Collected data entries:
————————

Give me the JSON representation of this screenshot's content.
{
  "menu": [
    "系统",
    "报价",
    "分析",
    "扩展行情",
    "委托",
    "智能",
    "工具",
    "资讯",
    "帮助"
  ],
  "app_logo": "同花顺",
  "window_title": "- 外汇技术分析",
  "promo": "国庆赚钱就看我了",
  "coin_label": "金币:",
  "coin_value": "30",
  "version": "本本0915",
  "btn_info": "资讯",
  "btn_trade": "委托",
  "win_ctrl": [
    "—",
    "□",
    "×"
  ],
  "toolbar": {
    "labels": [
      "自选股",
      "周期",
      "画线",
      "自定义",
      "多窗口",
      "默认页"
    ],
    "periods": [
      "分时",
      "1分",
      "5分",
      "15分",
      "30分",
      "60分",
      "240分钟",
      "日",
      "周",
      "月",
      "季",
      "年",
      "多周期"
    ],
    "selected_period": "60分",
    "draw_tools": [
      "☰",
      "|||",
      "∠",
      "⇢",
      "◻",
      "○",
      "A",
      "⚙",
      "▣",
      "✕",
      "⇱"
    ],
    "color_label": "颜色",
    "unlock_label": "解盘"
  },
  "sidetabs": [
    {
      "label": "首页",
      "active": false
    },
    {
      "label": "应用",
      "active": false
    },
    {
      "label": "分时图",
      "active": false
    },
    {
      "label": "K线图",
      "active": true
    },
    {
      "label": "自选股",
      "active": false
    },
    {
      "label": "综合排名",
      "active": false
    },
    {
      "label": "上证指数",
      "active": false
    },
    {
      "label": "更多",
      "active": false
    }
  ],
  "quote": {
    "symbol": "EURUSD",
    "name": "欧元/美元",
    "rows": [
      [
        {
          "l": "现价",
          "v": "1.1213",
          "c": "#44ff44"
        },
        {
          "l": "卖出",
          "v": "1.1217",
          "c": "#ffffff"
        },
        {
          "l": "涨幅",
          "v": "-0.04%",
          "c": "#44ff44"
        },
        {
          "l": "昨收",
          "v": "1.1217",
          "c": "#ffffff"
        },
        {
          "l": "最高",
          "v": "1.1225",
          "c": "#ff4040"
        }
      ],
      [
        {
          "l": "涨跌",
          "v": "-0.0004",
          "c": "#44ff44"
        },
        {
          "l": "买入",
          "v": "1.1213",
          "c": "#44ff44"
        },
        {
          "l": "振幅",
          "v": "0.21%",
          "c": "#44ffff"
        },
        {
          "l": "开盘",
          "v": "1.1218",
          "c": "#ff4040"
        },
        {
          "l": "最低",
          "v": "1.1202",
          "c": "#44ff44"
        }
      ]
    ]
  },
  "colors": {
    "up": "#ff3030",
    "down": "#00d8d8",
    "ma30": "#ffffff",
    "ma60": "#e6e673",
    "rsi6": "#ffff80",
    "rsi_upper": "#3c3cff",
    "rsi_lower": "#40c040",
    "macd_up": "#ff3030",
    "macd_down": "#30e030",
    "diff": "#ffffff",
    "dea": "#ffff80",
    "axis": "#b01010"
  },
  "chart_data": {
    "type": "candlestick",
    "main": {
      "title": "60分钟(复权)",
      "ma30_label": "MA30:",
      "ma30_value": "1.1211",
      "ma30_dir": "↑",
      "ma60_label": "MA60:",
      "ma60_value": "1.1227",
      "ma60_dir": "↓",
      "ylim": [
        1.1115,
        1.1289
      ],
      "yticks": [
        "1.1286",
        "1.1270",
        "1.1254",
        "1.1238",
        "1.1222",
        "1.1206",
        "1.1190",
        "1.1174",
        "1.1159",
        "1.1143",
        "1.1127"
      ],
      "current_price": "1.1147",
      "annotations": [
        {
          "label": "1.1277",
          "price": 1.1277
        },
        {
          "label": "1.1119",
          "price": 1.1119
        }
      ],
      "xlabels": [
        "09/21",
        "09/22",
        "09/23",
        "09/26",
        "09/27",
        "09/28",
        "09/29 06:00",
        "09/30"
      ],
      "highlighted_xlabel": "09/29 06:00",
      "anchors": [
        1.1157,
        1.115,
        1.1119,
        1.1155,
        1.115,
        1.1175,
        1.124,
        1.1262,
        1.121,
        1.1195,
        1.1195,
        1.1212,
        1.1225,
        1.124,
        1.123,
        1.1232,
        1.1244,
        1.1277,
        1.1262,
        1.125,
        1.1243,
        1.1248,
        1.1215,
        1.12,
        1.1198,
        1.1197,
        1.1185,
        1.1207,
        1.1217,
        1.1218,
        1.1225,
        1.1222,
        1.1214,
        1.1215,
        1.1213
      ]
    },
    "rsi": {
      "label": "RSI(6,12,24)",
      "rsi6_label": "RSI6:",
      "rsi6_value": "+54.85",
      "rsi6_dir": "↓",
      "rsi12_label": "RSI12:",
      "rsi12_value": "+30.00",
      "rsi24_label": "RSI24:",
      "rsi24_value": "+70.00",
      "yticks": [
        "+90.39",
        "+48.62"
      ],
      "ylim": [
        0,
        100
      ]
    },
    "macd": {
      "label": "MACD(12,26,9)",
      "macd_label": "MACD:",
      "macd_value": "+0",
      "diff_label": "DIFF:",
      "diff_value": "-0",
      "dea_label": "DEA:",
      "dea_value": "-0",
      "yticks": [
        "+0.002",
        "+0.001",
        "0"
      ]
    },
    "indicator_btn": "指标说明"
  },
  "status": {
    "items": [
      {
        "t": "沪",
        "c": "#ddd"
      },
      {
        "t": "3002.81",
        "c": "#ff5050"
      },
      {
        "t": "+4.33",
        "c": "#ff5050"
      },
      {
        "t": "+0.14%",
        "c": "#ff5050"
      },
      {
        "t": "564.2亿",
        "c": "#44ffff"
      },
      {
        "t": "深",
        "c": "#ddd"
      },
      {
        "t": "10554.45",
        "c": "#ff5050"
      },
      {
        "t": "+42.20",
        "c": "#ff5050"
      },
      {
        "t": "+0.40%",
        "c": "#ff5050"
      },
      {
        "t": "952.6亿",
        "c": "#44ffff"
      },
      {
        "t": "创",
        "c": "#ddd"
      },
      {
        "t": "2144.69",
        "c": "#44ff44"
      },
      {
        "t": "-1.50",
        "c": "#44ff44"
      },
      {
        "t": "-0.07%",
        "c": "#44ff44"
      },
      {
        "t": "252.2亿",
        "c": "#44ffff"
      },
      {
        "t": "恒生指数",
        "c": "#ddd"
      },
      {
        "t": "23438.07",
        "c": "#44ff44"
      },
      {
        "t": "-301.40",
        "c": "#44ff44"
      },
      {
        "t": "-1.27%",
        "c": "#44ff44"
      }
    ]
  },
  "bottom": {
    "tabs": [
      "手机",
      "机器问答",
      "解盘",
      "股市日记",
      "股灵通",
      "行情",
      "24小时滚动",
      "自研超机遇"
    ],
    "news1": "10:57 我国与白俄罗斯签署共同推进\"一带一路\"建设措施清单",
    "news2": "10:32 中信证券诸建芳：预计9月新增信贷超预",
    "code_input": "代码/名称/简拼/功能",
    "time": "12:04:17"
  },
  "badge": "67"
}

————————

▶ _Task instructions_:
Repeat every entry word for word.

▶ _Correct answer_:
Give me the JSON representation of this screenshot's content.
{
  "menu": [
    "系统",
    "报价",
    "分析",
    "扩展行情",
    "委托",
    "智能",
    "工具",
    "资讯",
    "帮助"
  ],
  "app_logo": "同花顺",
  "window_title": "- 外汇技术分析",
  "promo": "国庆赚钱就看我了",
  "coin_label": "金币:",
  "coin_value": "30",
  "version": "本本0915",
  "btn_info": "资讯",
  "btn_trade": "委托",
  "win_ctrl": [
    "—",
    "□",
    "×"
  ],
  "toolbar": {
    "labels": [
      "自选股",
      "周期",
      "画线",
      "自定义",
      "多窗口",
      "默认页"
    ],
    "periods": [
      "分时",
      "1分",
      "5分",
      "15分",
      "30分",
      "60分",
      "240分钟",
      "日",
      "周",
      "月",
      "季",
      "年",
      "多周期"
    ],
    "selected_period": "60分",
    "draw_tools": [
      "☰",
      "|||",
      "∠",
      "⇢",
      "◻",
      "○",
      "A",
      "⚙",
      "▣",
      "✕",
      "⇱"
    ],
    "color_label": "颜色",
    "unlock_label": "解盘"
  },
  "sidetabs": [
    {
      "label": "首页",
      "active": false
    },
    {
      "label": "应用",
      "active": false
    },
    {
      "label": "分时图",
      "active": false
    },
    {
      "label": "K线图",
      "active": true
    },
    {
      "label": "自选股",
      "active": false
    },
    {
      "label": "综合排名",
      "active": false
    },
    {
      "label": "上证指数",
      "active": false
    },
    {
      "label": "更多",
      "active": false
    }
  ],
  "quote": {
    "symbol": "EURUSD",
    "name": "欧元/美元",
    "rows": [
      [
        {
          "l": "现价",
          "v": "1.1213",
          "c": "#44ff44"
        },
        {
          "l": "卖出",
          "v": "1.1217",
          "c": "#ffffff"
        },
        {
          "l": "涨幅",
          "v": "-0.04%",
          "c": "#44ff44"
        },
        {
          "l": "昨收",
          "v": "1.1217",
          "c": "#ffffff"
        },
        {
          "l": "最高",
          "v": "1.1225",
          "c": "#ff4040"
        }
      ],
      [
        {
          "l": "涨跌",
          "v": "-0.0004",
          "c": "#44ff44"
        },
        {
          "l": "买入",
          "v": "1.1213",
          "c": "#44ff44"
        },
        {
          "l": "振幅",
          "v": "0.21%",
          "c": "#44ffff"
        },
        {
          "l": "开盘",
          "v": "1.1218",
          "c": "#ff4040"
        },
        {
          "l": "最低",
          "v": "1.1202",
          "c": "#44ff44"
        }
      ]
    ]
  },
  "colors": {
    "up": "#ff3030",
    "down": "#00d8d8",
    "ma30": "#ffffff",
    "ma60": "#e6e673",
    "rsi6": "#ffff80",
    "rsi_upper": "#3c3cff",
    "rsi_lower": "#40c040",
    "macd_up": "#ff3030",
    "macd_down": "#30e030",
    "diff": "#ffffff",
    "dea": "#ffff80",
    "axis": "#b01010"
  },
  "chart_data": {
    "type": "candlestick",
    "main": {
      "title": "60分钟(复权)",
      "ma30_label": "MA30:",
      "ma30_value": "1.1211",
      "ma30_dir": "↑",
      "ma60_label": "MA60:",
      "ma60_value": "1.1227",
      "ma60_dir": "↓",
      "ylim": [
        1.1115,
        1.1289
      ],
      "yticks": [
        "1.1286",
        "1.1270",
        "1.1254",
        "1.1238",
        "1.1222",
        "1.1206",
        "1.1190",
        "1.1174",
        "1.1159",
        "1.1143",
        "1.1127"
      ],
      "current_price": "1.1147",
      "annotations": [
        {
          "label": "1.1277",
          "price": 1.1277
        },
        {
          "label": "1.1119",
          "price": 1.1119
        }
      ],
      "xlabels": [
        "09/21",
        "09/22",
        "09/23",
        "09/26",
        "09/27",
        "09/28",
        "09/29 06:00",
        "09/30"
      ],
      "highlighted_xlabel": "09/29 06:00",
      "anchors": [
        1.1157,
        1.115,
        1.1119,
        1.1155,
        1.115,
        1.1175,
        1.124,
        1.1262,
        1.121,
        1.1195,
        1.1195,
        1.1212,
        1.1225,
        1.124,
        1.123,
        1.1232,
        1.1244,
        1.1277,
        1.1262,
        1.125,
        1.1243,
        1.1248,
        1.1215,
        1.12,
        1.1198,
        1.1197,
        1.1185,
        1.1207,
        1.1217,
        1.1218,
        1.1225,
        1.1222,
        1.1214,
        1.1215,
        1.1213
      ]
    },
    "rsi": {
      "label": "RSI(6,12,24)",
      "rsi6_label": "RSI6:",
      "rsi6_value": "+54.85",
      "rsi6_dir": "↓",
      "rsi12_label": "RSI12:",
      "rsi12_value": "+30.00",
      "rsi24_label": "RSI24:",
      "rsi24_value": "+70.00",
      "yticks": [
        "+90.39",
        "+48.62"
      ],
      "ylim": [
        0,
        100
      ]
    },
    "macd": {
      "label": "MACD(12,26,9)",
      "macd_label": "MACD:",
      "macd_value": "+0",
      "diff_label": "DIFF:",
      "diff_value": "-0",
      "dea_label": "DEA:",
      "dea_value": "-0",
      "yticks": [
        "+0.002",
        "+0.001",
        "0"
      ]
    },
    "indicator_btn": "指标说明"
  },
  "status": {
    "items": [
      {
        "t": "沪",
        "c": "#ddd"
      },
      {
        "t": "3002.81",
        "c": "#ff5050"
      },
      {
        "t": "+4.33",
        "c": "#ff5050"
      },
      {
        "t": "+0.14%",
        "c": "#ff5050"
      },
      {
        "t": "564.2亿",
        "c": "#44ffff"
      },
      {
        "t": "深",
        "c": "#ddd"
      },
      {
        "t": "10554.45",
        "c": "#ff5050"
      },
      {
        "t": "+42.20",
        "c": "#ff5050"
      },
      {
        "t": "+0.40%",
        "c": "#ff5050"
      },
      {
        "t": "952.6亿",
        "c": "#44ffff"
      },
      {
        "t": "创",
        "c": "#ddd"
      },
      {
        "t": "2144.69",
        "c": "#44ff44"
      },
      {
        "t": "-1.50",
        "c": "#44ff44"
      },
      {
        "t": "-0.07%",
        "c": "#44ff44"
      },
      {
        "t": "252.2亿",
        "c": "#44ffff"
      },
      {
        "t": "恒生指数",
        "c": "#ddd"
      },
      {
        "t": "23438.07",
        "c": "#44ff44"
      },
      {
        "t": "-301.40",
        "c": "#44ff44"
      },
      {
        "t": "-1.27%",
        "c": "#44ff44"
      }
    ]
  },
  "bottom": {
    "tabs": [
      "手机",
      "机器问答",
      "解盘",
      "股市日记",
      "股灵通",
      "行情",
      "24小时滚动",
      "自研超机遇"
    ],
    "news1": "10:57 我国与白俄罗斯签署共同推进\"一带一路\"建设措施清单",
    "news2": "10:32 中信证券诸建芳：预计9月新增信贷超预",
    "code_input": "代码/名称/简拼/功能",
    "time": "12:04:17"
  },
  "badge": "67"
}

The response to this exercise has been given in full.